### What is needed:
Retype each line of the material exactly, please, skipping any picture in it.

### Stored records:
▶
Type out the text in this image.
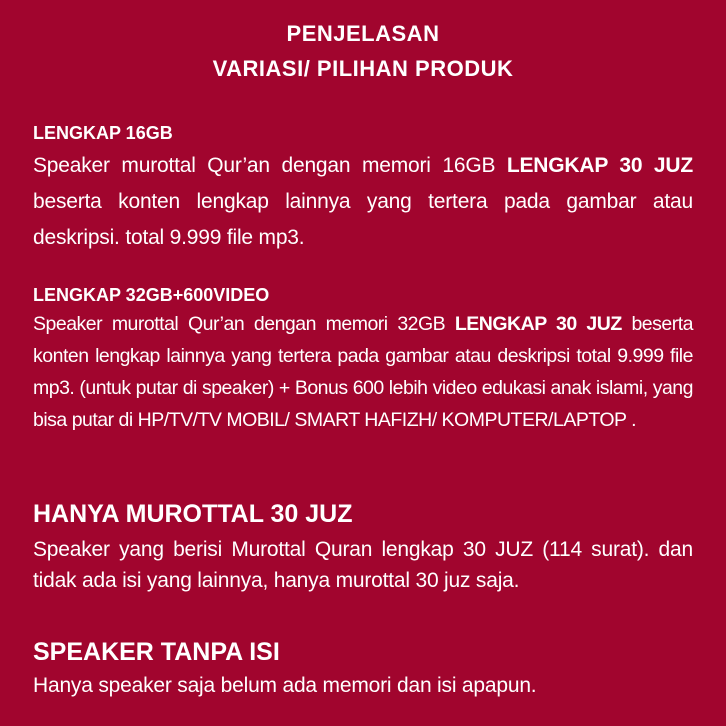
PENJELASAN
VARIASI/ PILIHAN PRODUK

LENGKAP 16GB

Speaker murottal Qur’an dengan memori 16GB LENGKAP 30 JUZ beserta konten lengkap lainnya yang tertera pada gambar atau deskripsi. total 9.999 file mp3.

LENGKAP 32GB+600VIDEO

Speaker murottal Qur’an dengan memori 32GB LENGKAP 30 JUZ beserta konten lengkap lainnya yang tertera pada gambar atau deskripsi total 9.999 file mp3. (untuk putar di speaker) + Bonus 600 lebih video edukasi anak islami, yang bisa putar di HP/TV/TV MOBIL/ SMART HAFIZH/ KOMPUTER/LAPTOP .

HANYA MUROTTAL 30 JUZ

Speaker yang berisi Murottal Quran lengkap 30 JUZ (114 surat). dan tidak ada isi yang lainnya, hanya murottal 30 juz saja.

SPEAKER TANPA ISI

Hanya speaker saja belum ada memori dan isi apapun.
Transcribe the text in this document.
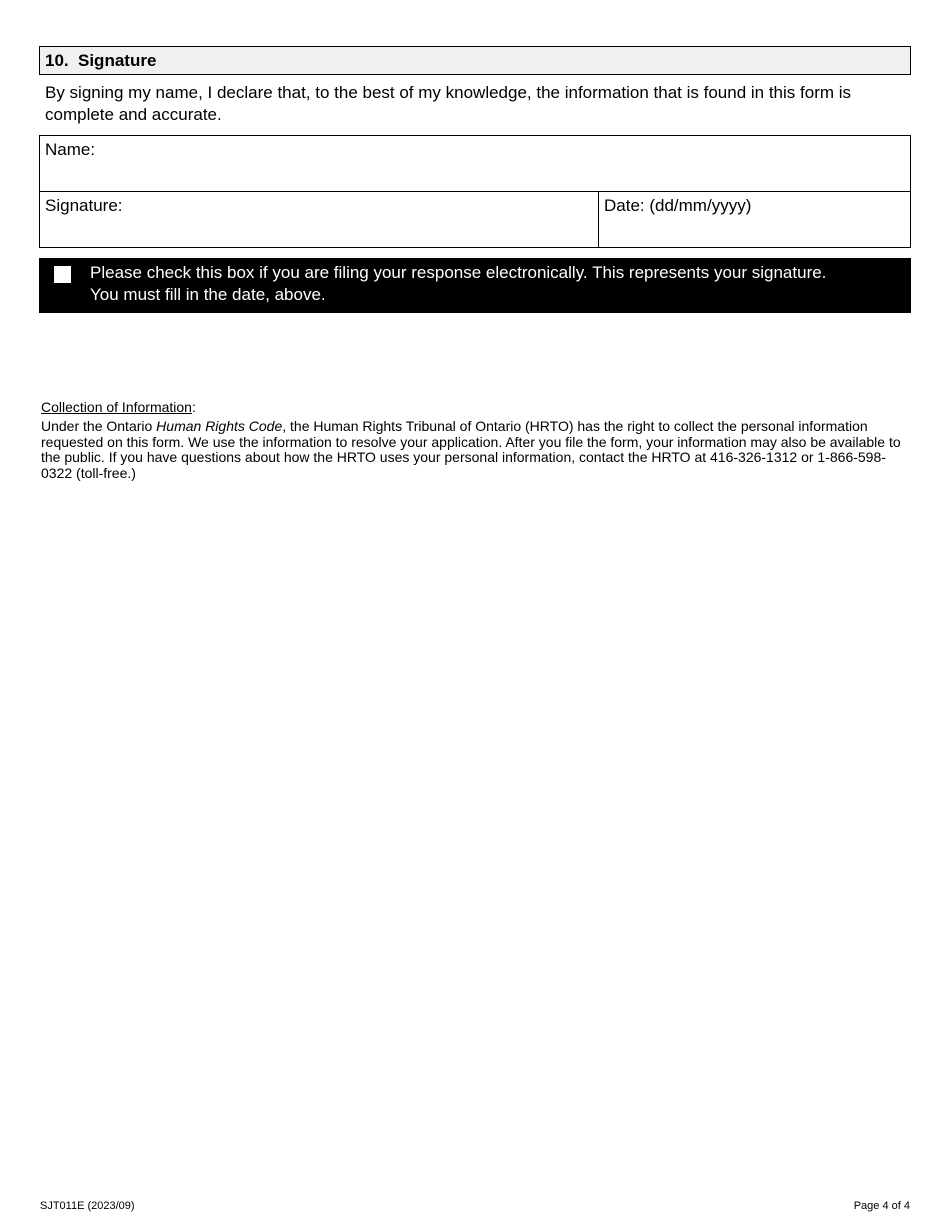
10. Signature
By signing my name, I declare that, to the best of my knowledge, the information that is found in this form is complete and accurate.
Name:
Signature:	Date: (dd/mm/yyyy)
Please check this box if you are filing your response electronically. This represents your signature.
You must fill in the date, above.
Collection of Information:
Under the Ontario Human Rights Code, the Human Rights Tribunal of Ontario (HRTO) has the right to collect the personal information requested on this form. We use the information to resolve your application. After you file the form, your information may also be available to the public. If you have questions about how the HRTO uses your personal information, contact the HRTO at 416-326-1312 or 1-866-598-0322 (toll-free.)
SJT011E (2023/09)	Page 4 of 4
◀
### Answer for the task:
Type out the text in this image.
PENJELASAN
VARIASI/ PILIHAN PRODUK

LENGKAP 16GB

Speaker murottal Qur’an dengan memori 16GB LENGKAP 30 JUZ beserta konten lengkap lainnya yang tertera pada gambar atau deskripsi. total 9.999 file mp3.

LENGKAP 32GB+600VIDEO

Speaker murottal Qur’an dengan memori 32GB LENGKAP 30 JUZ beserta konten lengkap lainnya yang tertera pada gambar atau deskripsi total 9.999 file mp3. (untuk putar di speaker) + Bonus 600 lebih video edukasi anak islami, yang bisa putar di HP/TV/TV MOBIL/ SMART HAFIZH/ KOMPUTER/LAPTOP .

HANYA MUROTTAL 30 JUZ

Speaker yang berisi Murottal Quran lengkap 30 JUZ (114 surat). dan tidak ada isi yang lainnya, hanya murottal 30 juz saja.

SPEAKER TANPA ISI

Hanya speaker saja belum ada memori dan isi apapun.
Transcribe the text in this document.
10. Signature
By signing my name, I declare that, to the best of my knowledge, the information that is found in this form is complete and accurate.
Name:
Signature:	Date: (dd/mm/yyyy)
Please check this box if you are filing your response electronically. This represents your signature.
You must fill in the date, above.
Collection of Information:
Under the Ontario Human Rights Code, the Human Rights Tribunal of Ontario (HRTO) has the right to collect the personal information requested on this form. We use the information to resolve your application. After you file the form, your information may also be available to the public. If you have questions about how the HRTO uses your personal information, contact the HRTO at 416-326-1312 or 1-866-598-0322 (toll-free.)
SJT011E (2023/09)	Page 4 of 4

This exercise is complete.